Aim of the exercise
Every record should be repeated exactly, except that pictures are left out.

Data tied to figure images

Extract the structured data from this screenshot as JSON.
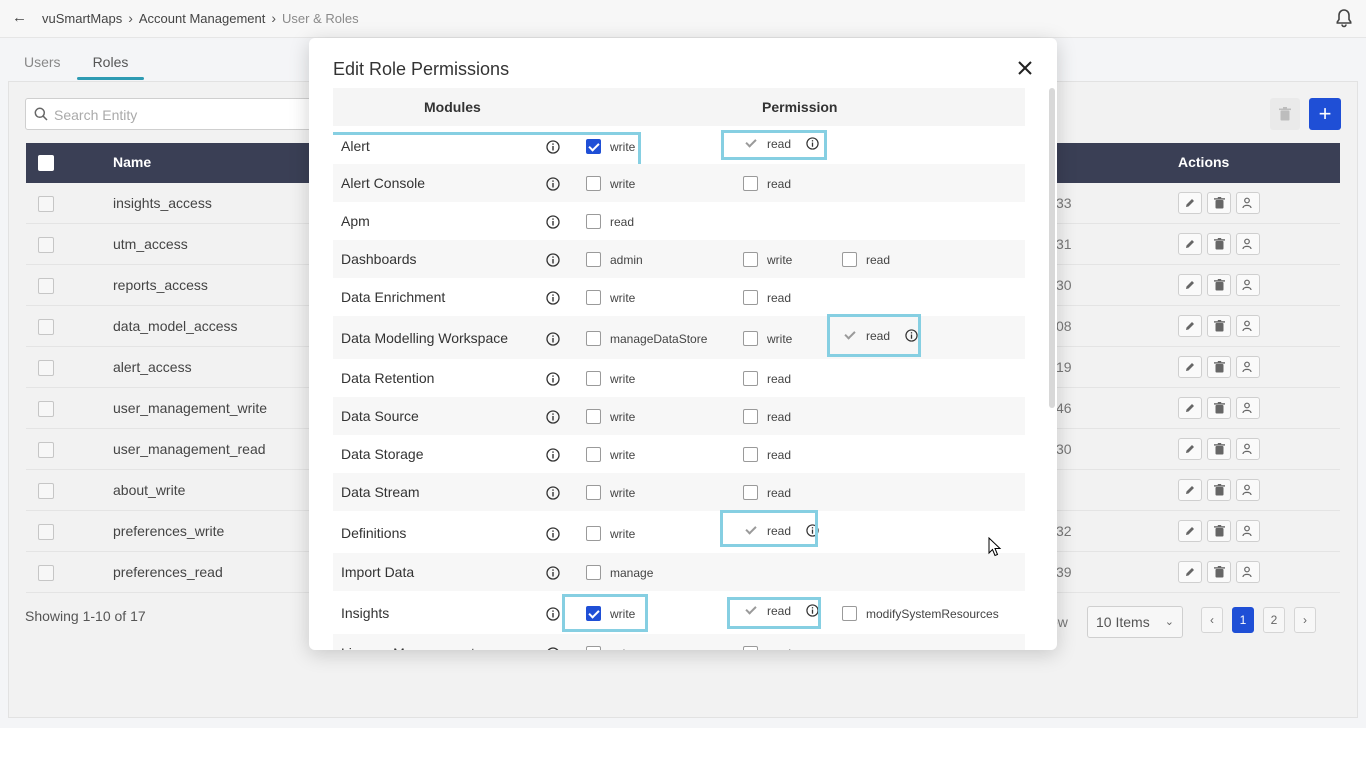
{
  "topbar": {
    "breadcrumb": [
      "vuSmartMaps",
      "Account Management",
      "User & Roles"
    ]
  },
  "tabs": [
    "Users",
    "Roles"
  ],
  "search": {
    "placeholder": "Search Entity"
  },
  "table": {
    "headers": {
      "name": "Name",
      "actions": "Actions"
    },
    "rows": [
      {
        "name": "insights_access",
        "num": "33"
      },
      {
        "name": "utm_access",
        "num": "31"
      },
      {
        "name": "reports_access",
        "num": "30"
      },
      {
        "name": "data_model_access",
        "num": "08"
      },
      {
        "name": "alert_access",
        "num": "19"
      },
      {
        "name": "user_management_write",
        "num": "46"
      },
      {
        "name": "user_management_read",
        "num": "30"
      },
      {
        "name": "about_write",
        "num": ""
      },
      {
        "name": "preferences_write",
        "num": "32"
      },
      {
        "name": "preferences_read",
        "num": "39"
      }
    ]
  },
  "footer": {
    "showing": "Showing 1-10 of 17",
    "per_page_label": "ow",
    "per_page_value": "10 Items",
    "pages": [
      "1",
      "2"
    ]
  },
  "modal": {
    "title": "Edit Role Permissions",
    "col_modules": "Modules",
    "col_permission": "Permission",
    "rows": [
      {
        "label": "Alert",
        "o1": "write",
        "o2": "read"
      },
      {
        "label": "Alert Console",
        "o1": "write",
        "o2": "read"
      },
      {
        "label": "Apm",
        "o1": "read"
      },
      {
        "label": "Dashboards",
        "o1": "admin",
        "o2": "write",
        "o3": "read"
      },
      {
        "label": "Data Enrichment",
        "o1": "write",
        "o2": "read"
      },
      {
        "label": "Data Modelling Workspace",
        "o1": "manageDataStore",
        "o2": "write",
        "o3": "read"
      },
      {
        "label": "Data Retention",
        "o1": "write",
        "o2": "read"
      },
      {
        "label": "Data Source",
        "o1": "write",
        "o2": "read"
      },
      {
        "label": "Data Storage",
        "o1": "write",
        "o2": "read"
      },
      {
        "label": "Data Stream",
        "o1": "write",
        "o2": "read"
      },
      {
        "label": "Definitions",
        "o1": "write",
        "o2": "read"
      },
      {
        "label": "Import Data",
        "o1": "manage"
      },
      {
        "label": "Insights",
        "o1": "write",
        "o2": "read",
        "o3": "modifySystemResources"
      },
      {
        "label": "Licence Management",
        "o1": "write",
        "o2": "read"
      }
    ]
  },
  "colors": {
    "primary": "#1f4fd6",
    "table_header": "#3a3f55",
    "highlight": "#86cfe2",
    "tab_underline": "#2e9bb3"
  }
}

Task result
Extract the structured data from this screenshot as JSON.
{
  "topbar": {
    "breadcrumb": [
      "vuSmartMaps",
      "Account Management",
      "User & Roles"
    ]
  },
  "tabs": [
    "Users",
    "Roles"
  ],
  "search": {
    "placeholder": "Search Entity"
  },
  "table": {
    "headers": {
      "name": "Name",
      "actions": "Actions"
    },
    "rows": [
      {
        "name": "insights_access",
        "num": "33"
      },
      {
        "name": "utm_access",
        "num": "31"
      },
      {
        "name": "reports_access",
        "num": "30"
      },
      {
        "name": "data_model_access",
        "num": "08"
      },
      {
        "name": "alert_access",
        "num": "19"
      },
      {
        "name": "user_management_write",
        "num": "46"
      },
      {
        "name": "user_management_read",
        "num": "30"
      },
      {
        "name": "about_write",
        "num": ""
      },
      {
        "name": "preferences_write",
        "num": "32"
      },
      {
        "name": "preferences_read",
        "num": "39"
      }
    ]
  },
  "footer": {
    "showing": "Showing 1-10 of 17",
    "per_page_label": "ow",
    "per_page_value": "10 Items",
    "pages": [
      "1",
      "2"
    ]
  },
  "modal": {
    "title": "Edit Role Permissions",
    "col_modules": "Modules",
    "col_permission": "Permission",
    "rows": [
      {
        "label": "Alert",
        "o1": "write",
        "o2": "read"
      },
      {
        "label": "Alert Console",
        "o1": "write",
        "o2": "read"
      },
      {
        "label": "Apm",
        "o1": "read"
      },
      {
        "label": "Dashboards",
        "o1": "admin",
        "o2": "write",
        "o3": "read"
      },
      {
        "label": "Data Enrichment",
        "o1": "write",
        "o2": "read"
      },
      {
        "label": "Data Modelling Workspace",
        "o1": "manageDataStore",
        "o2": "write",
        "o3": "read"
      },
      {
        "label": "Data Retention",
        "o1": "write",
        "o2": "read"
      },
      {
        "label": "Data Source",
        "o1": "write",
        "o2": "read"
      },
      {
        "label": "Data Storage",
        "o1": "write",
        "o2": "read"
      },
      {
        "label": "Data Stream",
        "o1": "write",
        "o2": "read"
      },
      {
        "label": "Definitions",
        "o1": "write",
        "o2": "read"
      },
      {
        "label": "Import Data",
        "o1": "manage"
      },
      {
        "label": "Insights",
        "o1": "write",
        "o2": "read",
        "o3": "modifySystemResources"
      },
      {
        "label": "Licence Management",
        "o1": "write",
        "o2": "read"
      }
    ]
  },
  "colors": {
    "primary": "#1f4fd6",
    "table_header": "#3a3f55",
    "highlight": "#86cfe2",
    "tab_underline": "#2e9bb3"
  }
}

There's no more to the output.